Skip the pictures and extract all of the lines exactly as written.

+ + +

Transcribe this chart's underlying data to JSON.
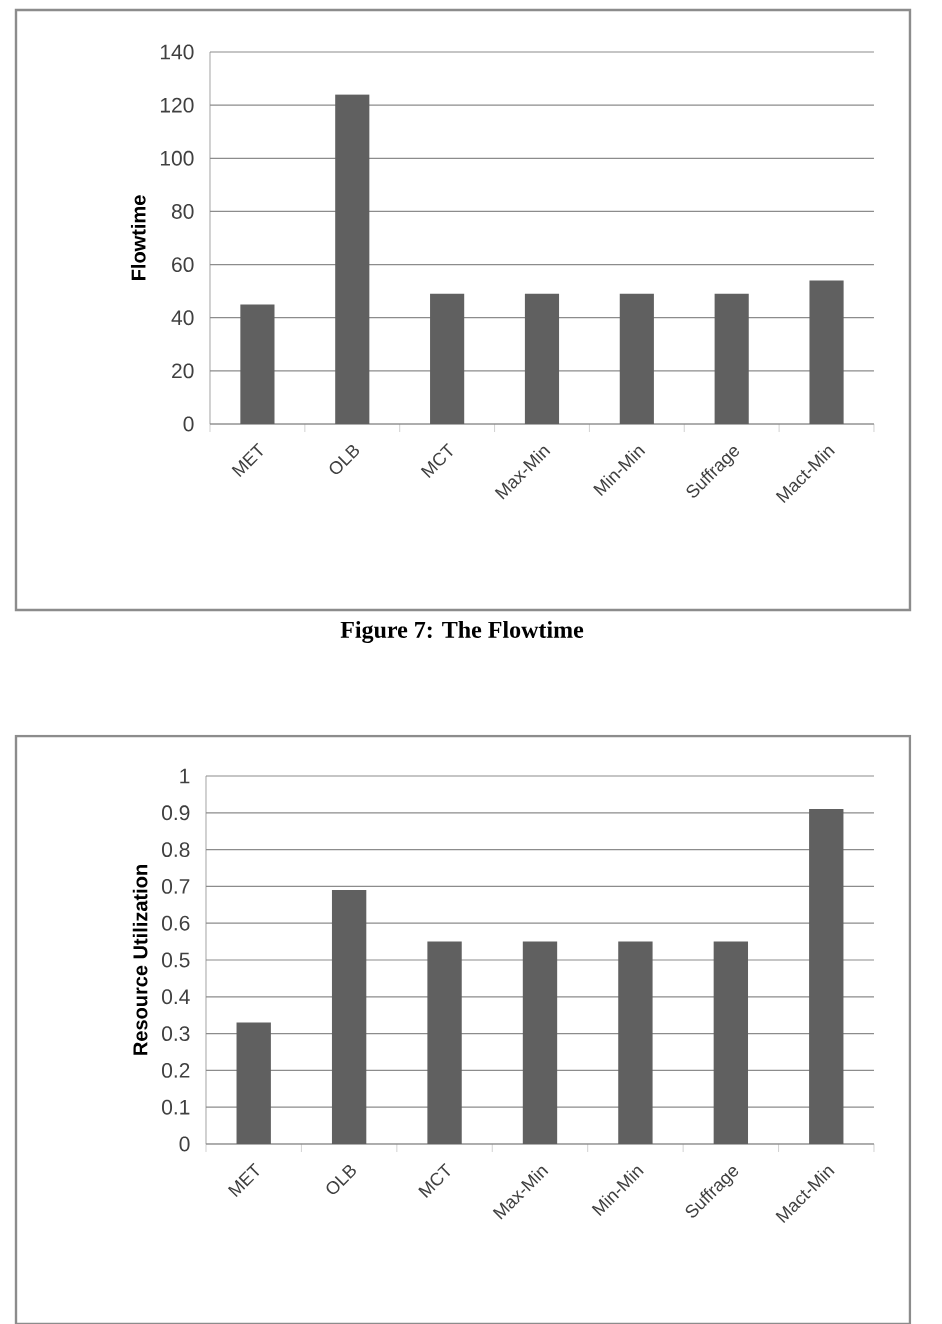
{
  "chart_data": [
    {
      "type": "bar",
      "categories": [
        "MET",
        "OLB",
        "MCT",
        "Max-Min",
        "Min-Min",
        "Suffrage",
        "Mact-Min"
      ],
      "values": [
        45,
        124,
        49,
        49,
        49,
        49,
        54
      ],
      "color": "#606060",
      "ylabel": "Flowtime",
      "ylim": [
        0,
        140
      ],
      "yticks": [
        0,
        20,
        40,
        60,
        80,
        100,
        120,
        140
      ],
      "grid": "y",
      "annotations": [
        "Figure 7: The Flowtime"
      ]
    },
    {
      "type": "bar",
      "categories": [
        "MET",
        "OLB",
        "MCT",
        "Max-Min",
        "Min-Min",
        "Suffrage",
        "Mact-Min"
      ],
      "values": [
        0.33,
        0.69,
        0.55,
        0.55,
        0.55,
        0.55,
        0.91
      ],
      "color": "#606060",
      "ylabel": "Resource Utilization",
      "ylim": [
        0,
        1
      ],
      "yticks": [
        0,
        0.1,
        0.2,
        0.3,
        0.4,
        0.5,
        0.6,
        0.7,
        0.8,
        0.9,
        1
      ],
      "grid": "y"
    }
  ]
}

+ + +

→ EXERCISE OUTPUT:
Transcribe this chart's underlying data to JSON.
{
  "chart_data": [
    {
      "type": "bar",
      "categories": [
        "MET",
        "OLB",
        "MCT",
        "Max-Min",
        "Min-Min",
        "Suffrage",
        "Mact-Min"
      ],
      "values": [
        45,
        124,
        49,
        49,
        49,
        49,
        54
      ],
      "color": "#606060",
      "ylabel": "Flowtime",
      "ylim": [
        0,
        140
      ],
      "yticks": [
        0,
        20,
        40,
        60,
        80,
        100,
        120,
        140
      ],
      "grid": "y",
      "annotations": [
        "Figure 7: The Flowtime"
      ]
    },
    {
      "type": "bar",
      "categories": [
        "MET",
        "OLB",
        "MCT",
        "Max-Min",
        "Min-Min",
        "Suffrage",
        "Mact-Min"
      ],
      "values": [
        0.33,
        0.69,
        0.55,
        0.55,
        0.55,
        0.55,
        0.91
      ],
      "color": "#606060",
      "ylabel": "Resource Utilization",
      "ylim": [
        0,
        1
      ],
      "yticks": [
        0,
        0.1,
        0.2,
        0.3,
        0.4,
        0.5,
        0.6,
        0.7,
        0.8,
        0.9,
        1
      ],
      "grid": "y"
    }
  ]
}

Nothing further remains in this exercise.